Material provided:

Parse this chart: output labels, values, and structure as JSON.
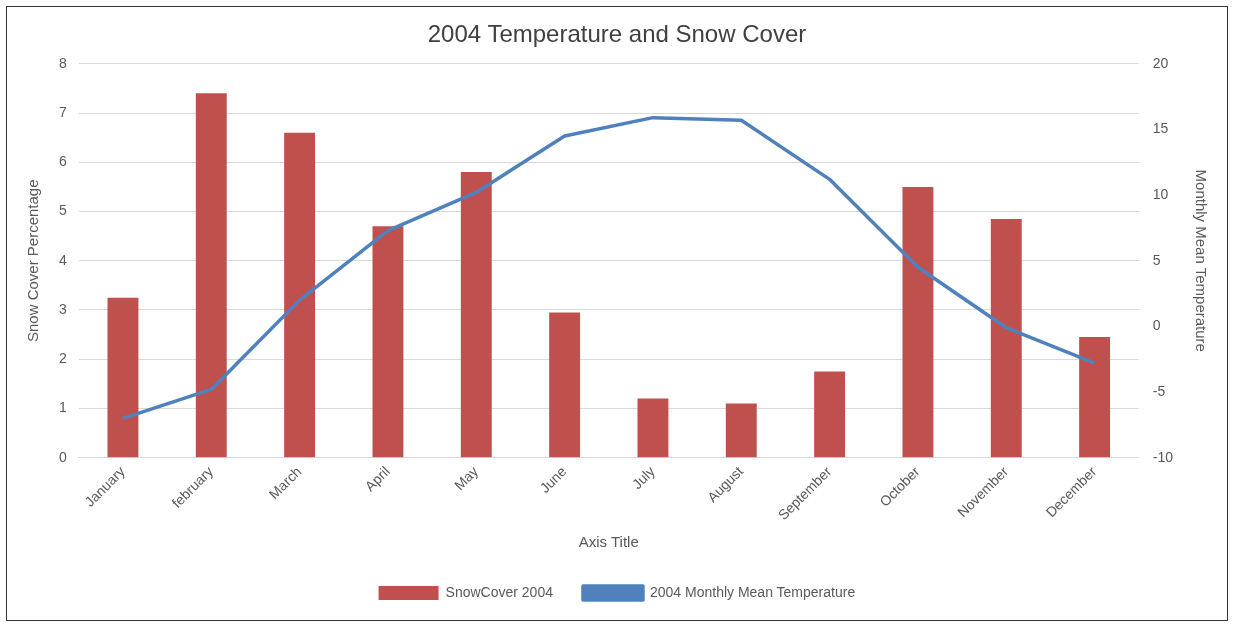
{
  "chart_data": {
    "type": "bar",
    "title": "2004 Temperature and Snow Cover",
    "xlabel": "Axis Title",
    "ylabel": "Snow Cover Percentage",
    "y2label": "Monthly Mean Temperature",
    "categories": [
      "January",
      "february",
      "March",
      "April",
      "May",
      "June",
      "July",
      "August",
      "September",
      "October",
      "November",
      "December"
    ],
    "series": [
      {
        "name": "SnowCover 2004",
        "color": "#c0504d",
        "values": [
          3.25,
          7.4,
          6.6,
          4.7,
          5.8,
          2.95,
          1.2,
          1.1,
          1.75,
          5.5,
          4.85,
          2.45
        ]
      },
      {
        "name": "2004 Monthly Mean Temperature",
        "type": "line",
        "axis": "y2",
        "color": "#4f81bd",
        "values": [
          -7,
          -4.8,
          2,
          7.3,
          10.2,
          14.5,
          15.9,
          15.7,
          11.2,
          4.5,
          -0.1,
          -2.8
        ]
      }
    ],
    "ylim": [
      0,
      8
    ],
    "yticks": [
      0,
      1,
      2,
      3,
      4,
      5,
      6,
      7,
      8
    ],
    "y2lim": [
      -10,
      20
    ],
    "y2ticks": [
      -10,
      -5,
      0,
      5,
      10,
      15,
      20
    ],
    "grid": "y",
    "legend": "bottom",
    "marker": "none"
  }
}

What is required:
Would you set down the listing exactly, omitting pictures?

Right answer:
Parse this chart: output labels, values, and structure as JSON.
{
  "chart_data": {
    "type": "bar",
    "title": "2004 Temperature and Snow Cover",
    "xlabel": "Axis Title",
    "ylabel": "Snow Cover Percentage",
    "y2label": "Monthly Mean Temperature",
    "categories": [
      "January",
      "february",
      "March",
      "April",
      "May",
      "June",
      "July",
      "August",
      "September",
      "October",
      "November",
      "December"
    ],
    "series": [
      {
        "name": "SnowCover 2004",
        "color": "#c0504d",
        "values": [
          3.25,
          7.4,
          6.6,
          4.7,
          5.8,
          2.95,
          1.2,
          1.1,
          1.75,
          5.5,
          4.85,
          2.45
        ]
      },
      {
        "name": "2004 Monthly Mean Temperature",
        "type": "line",
        "axis": "y2",
        "color": "#4f81bd",
        "values": [
          -7,
          -4.8,
          2,
          7.3,
          10.2,
          14.5,
          15.9,
          15.7,
          11.2,
          4.5,
          -0.1,
          -2.8
        ]
      }
    ],
    "ylim": [
      0,
      8
    ],
    "yticks": [
      0,
      1,
      2,
      3,
      4,
      5,
      6,
      7,
      8
    ],
    "y2lim": [
      -10,
      20
    ],
    "y2ticks": [
      -10,
      -5,
      0,
      5,
      10,
      15,
      20
    ],
    "grid": "y",
    "legend": "bottom",
    "marker": "none"
  }
}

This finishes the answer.